▶ PROBLEM STATEMENT: Copy all the data exactly, except the pictures.

* * * * * * * * *

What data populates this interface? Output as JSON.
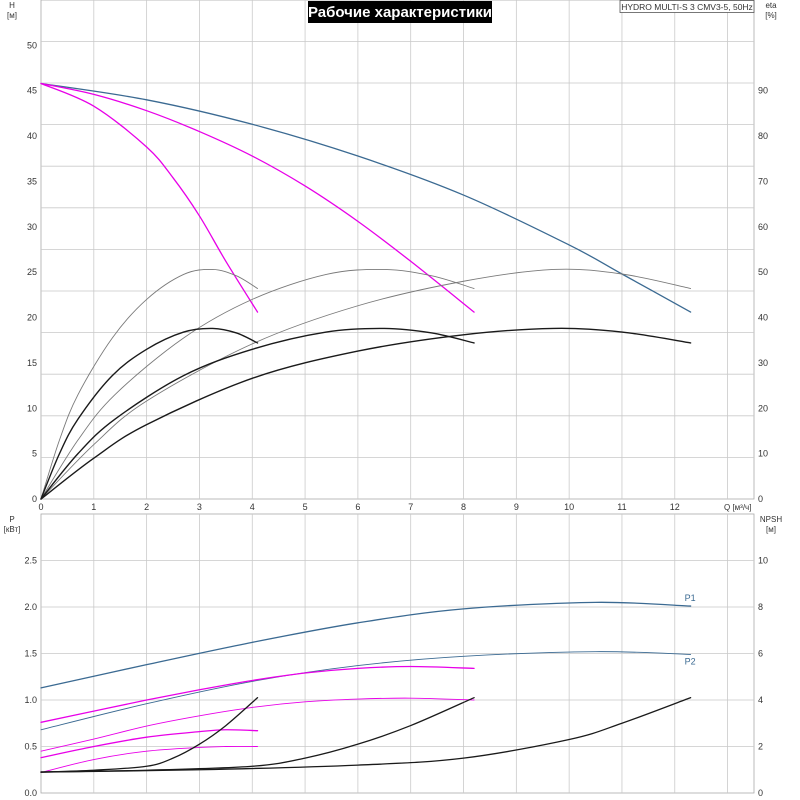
{
  "title": "Рабочие характеристики",
  "model": "HYDRO MULTI-S 3 CMV3-5, 50Hz",
  "colors": {
    "blue": "#3b6a92",
    "magenta": "#e800e8",
    "black": "#1a1a1a",
    "gray": "#7a7a7a",
    "grid": "#c9c9c9"
  },
  "chart_data": [
    {
      "type": "line",
      "panel": "top",
      "xlabel": "Q [м³/ч]",
      "ylabel_left": "H [м]",
      "ylabel_right": "eta [%]",
      "xlim": [
        0,
        13.5
      ],
      "ylim_left": [
        0,
        55
      ],
      "ylim_right": [
        0,
        110
      ],
      "xticks": [
        0,
        1,
        2,
        3,
        4,
        5,
        6,
        7,
        8,
        9,
        10,
        11,
        12
      ],
      "yticks_left": [
        0,
        5,
        10,
        15,
        20,
        25,
        30,
        35,
        40,
        45,
        50
      ],
      "yticks_right": [
        0,
        10,
        20,
        30,
        40,
        50,
        60,
        70,
        80,
        90
      ],
      "grid": true,
      "series": [
        {
          "id": "h3",
          "axis": "left",
          "color": "blue",
          "width": 1.3,
          "x": [
            0,
            2,
            4,
            6,
            8,
            10,
            11,
            12.3
          ],
          "y": [
            45.8,
            44,
            41.3,
            37.8,
            33.5,
            28,
            24.8,
            20.6
          ]
        },
        {
          "id": "h2",
          "axis": "left",
          "color": "magenta",
          "width": 1.3,
          "x": [
            0,
            1,
            2,
            3,
            4,
            5,
            6,
            7,
            8.2
          ],
          "y": [
            45.8,
            44.6,
            42.8,
            40.5,
            37.8,
            34.5,
            30.6,
            26.2,
            20.6
          ]
        },
        {
          "id": "h1",
          "axis": "left",
          "color": "magenta",
          "width": 1.3,
          "x": [
            0,
            1,
            2,
            2.5,
            3,
            3.5,
            4.1
          ],
          "y": [
            45.8,
            43.3,
            38.8,
            35.4,
            31.2,
            26.2,
            20.6
          ]
        },
        {
          "id": "eta3",
          "axis": "right",
          "color": "gray",
          "width": 0.9,
          "x": [
            0,
            1,
            2,
            4,
            6,
            8,
            9.7,
            11,
            12.3
          ],
          "y": [
            0,
            12,
            21.6,
            34.2,
            42.6,
            48,
            50.6,
            49.6,
            46.4
          ]
        },
        {
          "id": "eta2",
          "axis": "right",
          "color": "gray",
          "width": 0.9,
          "x": [
            0,
            0.7,
            1.4,
            2.7,
            4,
            5.4,
            6.5,
            7.4,
            8.2
          ],
          "y": [
            0,
            13,
            23,
            35.5,
            44,
            49.5,
            50.6,
            49.2,
            46.4
          ]
        },
        {
          "id": "eta1",
          "axis": "right",
          "color": "gray",
          "width": 0.9,
          "x": [
            0,
            0.35,
            0.7,
            1.35,
            2,
            2.7,
            3.25,
            3.7,
            4.1
          ],
          "y": [
            0,
            13,
            23,
            35.5,
            44,
            49.5,
            50.6,
            49.2,
            46.4
          ]
        },
        {
          "id": "etatot3",
          "axis": "right",
          "color": "black",
          "width": 1.4,
          "x": [
            0,
            1,
            2,
            4,
            6,
            8,
            9.7,
            11,
            12.3
          ],
          "y": [
            0,
            9,
            16.4,
            26.6,
            32.6,
            36.2,
            37.6,
            36.8,
            34.4
          ]
        },
        {
          "id": "etatot2",
          "axis": "right",
          "color": "black",
          "width": 1.4,
          "x": [
            0,
            0.7,
            1.4,
            2.7,
            4,
            5.4,
            6.5,
            7.4,
            8.2
          ],
          "y": [
            0,
            10,
            17.6,
            27.2,
            33,
            36.8,
            37.6,
            36.6,
            34.4
          ]
        },
        {
          "id": "etatot1",
          "axis": "right",
          "color": "black",
          "width": 1.4,
          "x": [
            0,
            0.35,
            0.7,
            1.35,
            2,
            2.7,
            3.25,
            3.7,
            4.1
          ],
          "y": [
            0,
            10,
            17.6,
            27.2,
            33,
            36.8,
            37.6,
            36.6,
            34.4
          ]
        }
      ]
    },
    {
      "type": "line",
      "panel": "bottom",
      "ylabel_left": "P [кВт]",
      "ylabel_right": "NPSH [м]",
      "xlim": [
        0,
        13.5
      ],
      "ylim_left": [
        0,
        3
      ],
      "ylim_right": [
        0,
        12
      ],
      "yticks_left": [
        0,
        0.5,
        1.0,
        1.5,
        2.0,
        2.5
      ],
      "yticks_left_labels": [
        "0.0",
        "0.5",
        "1.0",
        "1.5",
        "2.0",
        "2.5"
      ],
      "yticks_right": [
        0,
        2,
        4,
        6,
        8,
        10
      ],
      "grid": true,
      "series": [
        {
          "id": "P1",
          "name": "P1",
          "axis": "left",
          "color": "blue",
          "width": 1.3,
          "x": [
            0,
            2,
            4,
            6,
            8,
            10.5,
            12.3
          ],
          "y": [
            1.13,
            1.38,
            1.62,
            1.83,
            1.98,
            2.05,
            2.01
          ]
        },
        {
          "id": "P2",
          "name": "P2",
          "axis": "left",
          "color": "blue",
          "width": 0.9,
          "x": [
            0,
            2,
            4,
            6,
            8,
            10.5,
            12.3
          ],
          "y": [
            0.68,
            0.96,
            1.2,
            1.37,
            1.47,
            1.52,
            1.49
          ]
        },
        {
          "id": "p1_2",
          "axis": "left",
          "color": "magenta",
          "width": 1.3,
          "x": [
            0,
            1,
            2,
            3,
            4,
            5,
            6,
            7,
            8.2
          ],
          "y": [
            0.76,
            0.88,
            1.0,
            1.11,
            1.21,
            1.29,
            1.34,
            1.36,
            1.34
          ]
        },
        {
          "id": "p2_2",
          "axis": "left",
          "color": "magenta",
          "width": 0.9,
          "x": [
            0,
            1,
            2,
            3,
            4,
            5,
            6,
            7,
            8.2
          ],
          "y": [
            0.45,
            0.58,
            0.72,
            0.83,
            0.92,
            0.98,
            1.01,
            1.02,
            1.0
          ]
        },
        {
          "id": "p1_1",
          "axis": "left",
          "color": "magenta",
          "width": 1.3,
          "x": [
            0,
            1,
            2,
            3,
            3.5,
            4.1
          ],
          "y": [
            0.38,
            0.5,
            0.6,
            0.66,
            0.68,
            0.67
          ]
        },
        {
          "id": "p2_1",
          "axis": "left",
          "color": "magenta",
          "width": 0.9,
          "x": [
            0,
            1,
            2,
            3,
            3.5,
            4.1
          ],
          "y": [
            0.22,
            0.36,
            0.45,
            0.49,
            0.5,
            0.5
          ]
        },
        {
          "id": "npsh3",
          "axis": "right",
          "color": "black",
          "width": 1.3,
          "x": [
            0,
            3,
            6,
            8,
            10,
            11,
            12.3
          ],
          "y": [
            0.9,
            1.0,
            1.2,
            1.5,
            2.3,
            3.0,
            4.1
          ]
        },
        {
          "id": "npsh2",
          "axis": "right",
          "color": "black",
          "width": 1.3,
          "x": [
            0,
            2,
            4,
            5,
            6,
            7,
            8.2
          ],
          "y": [
            0.9,
            0.98,
            1.15,
            1.5,
            2.1,
            2.9,
            4.1
          ]
        },
        {
          "id": "npsh1",
          "axis": "right",
          "color": "black",
          "width": 1.3,
          "x": [
            0,
            1,
            2,
            2.5,
            3,
            3.5,
            4.1
          ],
          "y": [
            0.9,
            0.98,
            1.15,
            1.5,
            2.1,
            2.9,
            4.1
          ]
        }
      ]
    }
  ]
}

* * * * * * * * *

▶ RESPONSE TO THE EXERCISE:
What data populates this interface? Output as JSON.
{
  "title": "Рабочие характеристики",
  "model": "HYDRO MULTI-S 3 CMV3-5, 50Hz",
  "colors": {
    "blue": "#3b6a92",
    "magenta": "#e800e8",
    "black": "#1a1a1a",
    "gray": "#7a7a7a",
    "grid": "#c9c9c9"
  },
  "chart_data": [
    {
      "type": "line",
      "panel": "top",
      "xlabel": "Q [м³/ч]",
      "ylabel_left": "H [м]",
      "ylabel_right": "eta [%]",
      "xlim": [
        0,
        13.5
      ],
      "ylim_left": [
        0,
        55
      ],
      "ylim_right": [
        0,
        110
      ],
      "xticks": [
        0,
        1,
        2,
        3,
        4,
        5,
        6,
        7,
        8,
        9,
        10,
        11,
        12
      ],
      "yticks_left": [
        0,
        5,
        10,
        15,
        20,
        25,
        30,
        35,
        40,
        45,
        50
      ],
      "yticks_right": [
        0,
        10,
        20,
        30,
        40,
        50,
        60,
        70,
        80,
        90
      ],
      "grid": true,
      "series": [
        {
          "id": "h3",
          "axis": "left",
          "color": "blue",
          "width": 1.3,
          "x": [
            0,
            2,
            4,
            6,
            8,
            10,
            11,
            12.3
          ],
          "y": [
            45.8,
            44,
            41.3,
            37.8,
            33.5,
            28,
            24.8,
            20.6
          ]
        },
        {
          "id": "h2",
          "axis": "left",
          "color": "magenta",
          "width": 1.3,
          "x": [
            0,
            1,
            2,
            3,
            4,
            5,
            6,
            7,
            8.2
          ],
          "y": [
            45.8,
            44.6,
            42.8,
            40.5,
            37.8,
            34.5,
            30.6,
            26.2,
            20.6
          ]
        },
        {
          "id": "h1",
          "axis": "left",
          "color": "magenta",
          "width": 1.3,
          "x": [
            0,
            1,
            2,
            2.5,
            3,
            3.5,
            4.1
          ],
          "y": [
            45.8,
            43.3,
            38.8,
            35.4,
            31.2,
            26.2,
            20.6
          ]
        },
        {
          "id": "eta3",
          "axis": "right",
          "color": "gray",
          "width": 0.9,
          "x": [
            0,
            1,
            2,
            4,
            6,
            8,
            9.7,
            11,
            12.3
          ],
          "y": [
            0,
            12,
            21.6,
            34.2,
            42.6,
            48,
            50.6,
            49.6,
            46.4
          ]
        },
        {
          "id": "eta2",
          "axis": "right",
          "color": "gray",
          "width": 0.9,
          "x": [
            0,
            0.7,
            1.4,
            2.7,
            4,
            5.4,
            6.5,
            7.4,
            8.2
          ],
          "y": [
            0,
            13,
            23,
            35.5,
            44,
            49.5,
            50.6,
            49.2,
            46.4
          ]
        },
        {
          "id": "eta1",
          "axis": "right",
          "color": "gray",
          "width": 0.9,
          "x": [
            0,
            0.35,
            0.7,
            1.35,
            2,
            2.7,
            3.25,
            3.7,
            4.1
          ],
          "y": [
            0,
            13,
            23,
            35.5,
            44,
            49.5,
            50.6,
            49.2,
            46.4
          ]
        },
        {
          "id": "etatot3",
          "axis": "right",
          "color": "black",
          "width": 1.4,
          "x": [
            0,
            1,
            2,
            4,
            6,
            8,
            9.7,
            11,
            12.3
          ],
          "y": [
            0,
            9,
            16.4,
            26.6,
            32.6,
            36.2,
            37.6,
            36.8,
            34.4
          ]
        },
        {
          "id": "etatot2",
          "axis": "right",
          "color": "black",
          "width": 1.4,
          "x": [
            0,
            0.7,
            1.4,
            2.7,
            4,
            5.4,
            6.5,
            7.4,
            8.2
          ],
          "y": [
            0,
            10,
            17.6,
            27.2,
            33,
            36.8,
            37.6,
            36.6,
            34.4
          ]
        },
        {
          "id": "etatot1",
          "axis": "right",
          "color": "black",
          "width": 1.4,
          "x": [
            0,
            0.35,
            0.7,
            1.35,
            2,
            2.7,
            3.25,
            3.7,
            4.1
          ],
          "y": [
            0,
            10,
            17.6,
            27.2,
            33,
            36.8,
            37.6,
            36.6,
            34.4
          ]
        }
      ]
    },
    {
      "type": "line",
      "panel": "bottom",
      "ylabel_left": "P [кВт]",
      "ylabel_right": "NPSH [м]",
      "xlim": [
        0,
        13.5
      ],
      "ylim_left": [
        0,
        3
      ],
      "ylim_right": [
        0,
        12
      ],
      "yticks_left": [
        0,
        0.5,
        1.0,
        1.5,
        2.0,
        2.5
      ],
      "yticks_left_labels": [
        "0.0",
        "0.5",
        "1.0",
        "1.5",
        "2.0",
        "2.5"
      ],
      "yticks_right": [
        0,
        2,
        4,
        6,
        8,
        10
      ],
      "grid": true,
      "series": [
        {
          "id": "P1",
          "name": "P1",
          "axis": "left",
          "color": "blue",
          "width": 1.3,
          "x": [
            0,
            2,
            4,
            6,
            8,
            10.5,
            12.3
          ],
          "y": [
            1.13,
            1.38,
            1.62,
            1.83,
            1.98,
            2.05,
            2.01
          ]
        },
        {
          "id": "P2",
          "name": "P2",
          "axis": "left",
          "color": "blue",
          "width": 0.9,
          "x": [
            0,
            2,
            4,
            6,
            8,
            10.5,
            12.3
          ],
          "y": [
            0.68,
            0.96,
            1.2,
            1.37,
            1.47,
            1.52,
            1.49
          ]
        },
        {
          "id": "p1_2",
          "axis": "left",
          "color": "magenta",
          "width": 1.3,
          "x": [
            0,
            1,
            2,
            3,
            4,
            5,
            6,
            7,
            8.2
          ],
          "y": [
            0.76,
            0.88,
            1.0,
            1.11,
            1.21,
            1.29,
            1.34,
            1.36,
            1.34
          ]
        },
        {
          "id": "p2_2",
          "axis": "left",
          "color": "magenta",
          "width": 0.9,
          "x": [
            0,
            1,
            2,
            3,
            4,
            5,
            6,
            7,
            8.2
          ],
          "y": [
            0.45,
            0.58,
            0.72,
            0.83,
            0.92,
            0.98,
            1.01,
            1.02,
            1.0
          ]
        },
        {
          "id": "p1_1",
          "axis": "left",
          "color": "magenta",
          "width": 1.3,
          "x": [
            0,
            1,
            2,
            3,
            3.5,
            4.1
          ],
          "y": [
            0.38,
            0.5,
            0.6,
            0.66,
            0.68,
            0.67
          ]
        },
        {
          "id": "p2_1",
          "axis": "left",
          "color": "magenta",
          "width": 0.9,
          "x": [
            0,
            1,
            2,
            3,
            3.5,
            4.1
          ],
          "y": [
            0.22,
            0.36,
            0.45,
            0.49,
            0.5,
            0.5
          ]
        },
        {
          "id": "npsh3",
          "axis": "right",
          "color": "black",
          "width": 1.3,
          "x": [
            0,
            3,
            6,
            8,
            10,
            11,
            12.3
          ],
          "y": [
            0.9,
            1.0,
            1.2,
            1.5,
            2.3,
            3.0,
            4.1
          ]
        },
        {
          "id": "npsh2",
          "axis": "right",
          "color": "black",
          "width": 1.3,
          "x": [
            0,
            2,
            4,
            5,
            6,
            7,
            8.2
          ],
          "y": [
            0.9,
            0.98,
            1.15,
            1.5,
            2.1,
            2.9,
            4.1
          ]
        },
        {
          "id": "npsh1",
          "axis": "right",
          "color": "black",
          "width": 1.3,
          "x": [
            0,
            1,
            2,
            2.5,
            3,
            3.5,
            4.1
          ],
          "y": [
            0.9,
            0.98,
            1.15,
            1.5,
            2.1,
            2.9,
            4.1
          ]
        }
      ]
    }
  ]
}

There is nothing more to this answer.